### EXERCISE REQUIREMENTS
Report every line of the records that contains the word "Freitag".

++++++

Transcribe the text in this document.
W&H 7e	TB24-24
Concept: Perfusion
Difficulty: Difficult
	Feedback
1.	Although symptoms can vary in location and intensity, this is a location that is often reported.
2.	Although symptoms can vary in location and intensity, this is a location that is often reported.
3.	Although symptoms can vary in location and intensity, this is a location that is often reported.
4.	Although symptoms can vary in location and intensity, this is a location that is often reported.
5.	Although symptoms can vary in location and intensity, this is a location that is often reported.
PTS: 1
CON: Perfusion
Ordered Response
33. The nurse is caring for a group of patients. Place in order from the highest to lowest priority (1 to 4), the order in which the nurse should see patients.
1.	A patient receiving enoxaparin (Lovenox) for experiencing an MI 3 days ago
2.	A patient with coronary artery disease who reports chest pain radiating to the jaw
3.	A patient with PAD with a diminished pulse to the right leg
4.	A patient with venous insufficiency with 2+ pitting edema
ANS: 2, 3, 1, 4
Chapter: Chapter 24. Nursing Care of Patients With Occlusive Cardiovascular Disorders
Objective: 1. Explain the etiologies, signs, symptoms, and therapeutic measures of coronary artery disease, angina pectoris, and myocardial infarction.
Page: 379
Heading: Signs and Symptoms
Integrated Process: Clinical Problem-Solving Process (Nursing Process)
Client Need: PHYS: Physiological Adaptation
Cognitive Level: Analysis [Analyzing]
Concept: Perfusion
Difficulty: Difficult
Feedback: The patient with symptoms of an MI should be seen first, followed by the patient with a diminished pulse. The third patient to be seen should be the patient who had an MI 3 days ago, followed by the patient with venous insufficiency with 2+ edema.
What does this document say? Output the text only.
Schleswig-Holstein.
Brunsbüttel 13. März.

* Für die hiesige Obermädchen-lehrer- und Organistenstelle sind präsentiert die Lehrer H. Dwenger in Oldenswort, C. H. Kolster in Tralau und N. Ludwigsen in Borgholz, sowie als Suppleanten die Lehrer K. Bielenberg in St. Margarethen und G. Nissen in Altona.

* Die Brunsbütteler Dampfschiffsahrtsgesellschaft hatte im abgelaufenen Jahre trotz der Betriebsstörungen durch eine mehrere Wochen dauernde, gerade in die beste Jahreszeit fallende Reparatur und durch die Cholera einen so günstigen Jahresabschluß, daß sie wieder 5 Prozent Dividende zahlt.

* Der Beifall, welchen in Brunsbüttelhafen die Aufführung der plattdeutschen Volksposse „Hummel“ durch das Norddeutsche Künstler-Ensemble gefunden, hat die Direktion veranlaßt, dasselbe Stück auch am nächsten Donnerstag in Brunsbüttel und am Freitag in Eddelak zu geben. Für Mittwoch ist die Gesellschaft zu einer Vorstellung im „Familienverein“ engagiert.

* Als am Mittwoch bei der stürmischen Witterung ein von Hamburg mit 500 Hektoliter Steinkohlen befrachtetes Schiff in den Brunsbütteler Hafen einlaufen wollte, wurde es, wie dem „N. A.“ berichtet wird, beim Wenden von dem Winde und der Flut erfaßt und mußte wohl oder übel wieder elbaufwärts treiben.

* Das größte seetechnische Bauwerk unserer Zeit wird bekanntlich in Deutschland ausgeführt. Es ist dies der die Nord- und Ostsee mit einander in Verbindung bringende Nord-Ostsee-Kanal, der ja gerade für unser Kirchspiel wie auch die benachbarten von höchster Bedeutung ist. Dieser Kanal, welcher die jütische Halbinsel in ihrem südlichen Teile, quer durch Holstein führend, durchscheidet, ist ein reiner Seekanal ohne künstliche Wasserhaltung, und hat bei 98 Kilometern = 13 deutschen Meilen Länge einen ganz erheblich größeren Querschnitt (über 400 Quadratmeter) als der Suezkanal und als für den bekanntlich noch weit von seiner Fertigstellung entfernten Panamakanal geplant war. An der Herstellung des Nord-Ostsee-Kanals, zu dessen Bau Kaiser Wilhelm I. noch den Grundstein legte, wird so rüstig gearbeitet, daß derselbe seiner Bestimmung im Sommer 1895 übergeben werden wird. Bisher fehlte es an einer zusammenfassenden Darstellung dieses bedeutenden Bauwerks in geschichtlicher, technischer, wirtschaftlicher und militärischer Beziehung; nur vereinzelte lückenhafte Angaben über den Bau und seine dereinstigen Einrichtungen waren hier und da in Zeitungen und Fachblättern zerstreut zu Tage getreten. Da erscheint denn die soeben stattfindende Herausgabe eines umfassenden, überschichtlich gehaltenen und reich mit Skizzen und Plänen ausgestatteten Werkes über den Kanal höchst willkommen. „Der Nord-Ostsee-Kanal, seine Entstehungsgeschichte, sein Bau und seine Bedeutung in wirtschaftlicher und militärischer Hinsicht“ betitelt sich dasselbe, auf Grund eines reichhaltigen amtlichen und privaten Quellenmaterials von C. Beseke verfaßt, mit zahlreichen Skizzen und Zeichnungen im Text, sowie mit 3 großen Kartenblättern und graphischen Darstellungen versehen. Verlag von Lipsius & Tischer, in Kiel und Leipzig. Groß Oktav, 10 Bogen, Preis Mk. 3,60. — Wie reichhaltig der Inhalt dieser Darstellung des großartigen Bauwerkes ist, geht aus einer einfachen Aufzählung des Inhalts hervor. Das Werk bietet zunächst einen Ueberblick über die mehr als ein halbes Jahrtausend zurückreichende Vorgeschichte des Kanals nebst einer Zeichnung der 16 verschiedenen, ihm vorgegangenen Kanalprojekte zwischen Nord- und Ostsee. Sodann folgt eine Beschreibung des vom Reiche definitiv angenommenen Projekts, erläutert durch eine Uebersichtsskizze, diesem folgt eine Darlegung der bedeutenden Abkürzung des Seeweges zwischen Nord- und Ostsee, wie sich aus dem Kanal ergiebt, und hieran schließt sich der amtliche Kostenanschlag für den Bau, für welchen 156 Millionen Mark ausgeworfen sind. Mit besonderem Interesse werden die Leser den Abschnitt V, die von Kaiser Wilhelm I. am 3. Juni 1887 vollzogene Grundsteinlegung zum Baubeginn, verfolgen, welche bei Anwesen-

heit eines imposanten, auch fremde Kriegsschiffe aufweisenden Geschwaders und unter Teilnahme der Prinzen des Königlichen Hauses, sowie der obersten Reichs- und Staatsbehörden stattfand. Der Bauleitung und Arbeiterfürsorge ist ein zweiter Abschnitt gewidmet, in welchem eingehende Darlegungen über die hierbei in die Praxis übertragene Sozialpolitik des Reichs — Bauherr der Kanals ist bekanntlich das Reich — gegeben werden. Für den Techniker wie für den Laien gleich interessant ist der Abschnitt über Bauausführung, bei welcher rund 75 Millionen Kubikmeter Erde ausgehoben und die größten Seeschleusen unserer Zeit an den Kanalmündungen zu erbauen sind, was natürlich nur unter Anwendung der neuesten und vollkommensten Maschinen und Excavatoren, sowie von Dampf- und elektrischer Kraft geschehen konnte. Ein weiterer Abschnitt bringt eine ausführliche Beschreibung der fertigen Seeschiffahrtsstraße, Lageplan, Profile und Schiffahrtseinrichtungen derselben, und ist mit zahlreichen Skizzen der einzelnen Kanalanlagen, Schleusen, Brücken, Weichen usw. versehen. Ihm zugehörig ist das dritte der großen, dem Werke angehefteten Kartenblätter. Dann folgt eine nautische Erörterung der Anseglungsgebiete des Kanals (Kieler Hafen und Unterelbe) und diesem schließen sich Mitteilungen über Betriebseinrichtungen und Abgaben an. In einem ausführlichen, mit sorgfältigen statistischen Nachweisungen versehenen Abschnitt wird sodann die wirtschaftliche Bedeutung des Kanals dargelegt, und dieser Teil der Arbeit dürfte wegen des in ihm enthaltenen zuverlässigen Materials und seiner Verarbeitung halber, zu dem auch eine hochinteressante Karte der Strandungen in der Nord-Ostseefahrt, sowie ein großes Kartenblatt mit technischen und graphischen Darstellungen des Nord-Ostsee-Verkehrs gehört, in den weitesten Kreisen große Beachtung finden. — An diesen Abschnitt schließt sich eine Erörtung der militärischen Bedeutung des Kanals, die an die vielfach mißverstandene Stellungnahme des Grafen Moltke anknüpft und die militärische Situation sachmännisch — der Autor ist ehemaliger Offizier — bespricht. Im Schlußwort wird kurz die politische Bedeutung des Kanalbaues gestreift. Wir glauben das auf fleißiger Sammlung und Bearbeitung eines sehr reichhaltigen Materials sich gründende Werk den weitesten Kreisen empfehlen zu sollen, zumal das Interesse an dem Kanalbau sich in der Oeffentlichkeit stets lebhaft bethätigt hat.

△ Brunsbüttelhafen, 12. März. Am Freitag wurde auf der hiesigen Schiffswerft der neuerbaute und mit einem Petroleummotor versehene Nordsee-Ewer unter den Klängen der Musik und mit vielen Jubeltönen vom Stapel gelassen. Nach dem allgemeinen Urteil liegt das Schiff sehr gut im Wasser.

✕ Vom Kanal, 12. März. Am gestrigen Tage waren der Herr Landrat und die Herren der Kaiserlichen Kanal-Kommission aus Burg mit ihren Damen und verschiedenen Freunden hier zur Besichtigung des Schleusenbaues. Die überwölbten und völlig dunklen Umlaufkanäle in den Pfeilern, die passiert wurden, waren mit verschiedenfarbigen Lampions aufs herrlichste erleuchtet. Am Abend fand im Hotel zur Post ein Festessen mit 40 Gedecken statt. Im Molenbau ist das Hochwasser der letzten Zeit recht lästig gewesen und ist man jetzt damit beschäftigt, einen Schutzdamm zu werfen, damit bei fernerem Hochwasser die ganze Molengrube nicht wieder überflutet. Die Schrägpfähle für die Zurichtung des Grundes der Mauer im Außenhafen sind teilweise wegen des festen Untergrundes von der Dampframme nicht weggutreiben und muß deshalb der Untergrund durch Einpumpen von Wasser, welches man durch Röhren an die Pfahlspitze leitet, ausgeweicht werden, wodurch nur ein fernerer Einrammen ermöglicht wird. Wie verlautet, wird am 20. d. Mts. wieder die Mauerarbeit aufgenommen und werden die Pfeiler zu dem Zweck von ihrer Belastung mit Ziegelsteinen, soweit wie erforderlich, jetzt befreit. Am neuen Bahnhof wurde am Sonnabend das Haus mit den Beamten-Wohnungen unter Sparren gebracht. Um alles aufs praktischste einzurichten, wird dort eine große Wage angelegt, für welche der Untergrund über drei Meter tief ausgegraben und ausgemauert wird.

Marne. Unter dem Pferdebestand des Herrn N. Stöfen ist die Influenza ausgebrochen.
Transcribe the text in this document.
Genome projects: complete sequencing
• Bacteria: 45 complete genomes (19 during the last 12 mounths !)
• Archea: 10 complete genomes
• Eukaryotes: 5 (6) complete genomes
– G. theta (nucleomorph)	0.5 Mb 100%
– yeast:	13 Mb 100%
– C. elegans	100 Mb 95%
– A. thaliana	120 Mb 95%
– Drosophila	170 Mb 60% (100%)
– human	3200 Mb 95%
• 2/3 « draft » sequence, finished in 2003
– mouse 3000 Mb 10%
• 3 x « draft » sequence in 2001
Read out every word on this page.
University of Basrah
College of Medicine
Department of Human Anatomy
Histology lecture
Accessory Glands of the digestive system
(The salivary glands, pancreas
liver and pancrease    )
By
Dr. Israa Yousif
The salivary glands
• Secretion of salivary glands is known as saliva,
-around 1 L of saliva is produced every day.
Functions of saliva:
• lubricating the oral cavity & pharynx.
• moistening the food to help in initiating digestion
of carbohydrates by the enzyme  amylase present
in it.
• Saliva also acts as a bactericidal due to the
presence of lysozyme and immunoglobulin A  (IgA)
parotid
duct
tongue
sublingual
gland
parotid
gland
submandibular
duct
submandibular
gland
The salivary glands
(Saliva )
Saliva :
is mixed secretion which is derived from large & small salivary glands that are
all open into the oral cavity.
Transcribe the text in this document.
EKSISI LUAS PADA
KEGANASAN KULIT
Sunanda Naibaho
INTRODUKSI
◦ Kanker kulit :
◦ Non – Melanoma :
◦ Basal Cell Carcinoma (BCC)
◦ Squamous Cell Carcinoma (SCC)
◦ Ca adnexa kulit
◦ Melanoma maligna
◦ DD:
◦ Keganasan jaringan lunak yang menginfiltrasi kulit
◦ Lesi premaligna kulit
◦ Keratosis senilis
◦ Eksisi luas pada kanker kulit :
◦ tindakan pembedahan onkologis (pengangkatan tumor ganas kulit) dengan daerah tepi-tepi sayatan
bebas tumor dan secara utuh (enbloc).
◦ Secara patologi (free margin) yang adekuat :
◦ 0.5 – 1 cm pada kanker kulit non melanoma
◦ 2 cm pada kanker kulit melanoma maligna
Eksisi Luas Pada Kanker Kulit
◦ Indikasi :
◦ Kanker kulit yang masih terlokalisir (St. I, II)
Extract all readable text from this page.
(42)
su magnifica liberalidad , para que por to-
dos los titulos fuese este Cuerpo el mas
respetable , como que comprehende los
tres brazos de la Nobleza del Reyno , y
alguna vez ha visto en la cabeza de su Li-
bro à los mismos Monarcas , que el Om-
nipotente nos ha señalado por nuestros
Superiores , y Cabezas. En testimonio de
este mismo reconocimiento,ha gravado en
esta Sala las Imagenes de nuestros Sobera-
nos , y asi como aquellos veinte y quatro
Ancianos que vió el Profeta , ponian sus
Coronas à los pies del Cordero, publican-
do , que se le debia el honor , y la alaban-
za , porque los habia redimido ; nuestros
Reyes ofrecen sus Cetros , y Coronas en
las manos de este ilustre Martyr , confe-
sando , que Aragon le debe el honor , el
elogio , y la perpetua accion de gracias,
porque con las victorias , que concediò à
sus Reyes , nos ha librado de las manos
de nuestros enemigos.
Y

++++++

### OUTPUT OF THE EXERCISE
* Der Beifall, welchen in Brunsbüttelhafen die Aufführung der plattdeutschen Volksposse „Hummel“ durch das Norddeutsche Künstler-Ensemble gefunden, hat die Direktion veranlaßt, dasselbe Stück auch am nächsten Donnerstag in Brunsbüttel und am Freitag in Eddelak zu geben. Für Mittwoch ist die Gesellschaft zu einer Vorstellung im „Familienverein“ engagiert.
△ Brunsbüttelhafen, 12. März. Am Freitag wurde auf der hiesigen Schiffswerft der neuerbaute und mit einem Petroleummotor versehene Nordsee-Ewer unter den Klängen der Musik und mit vielen Jubeltönen vom Stapel gelassen. Nach dem allgemeinen Urteil liegt das Schiff sehr gut im Wasser.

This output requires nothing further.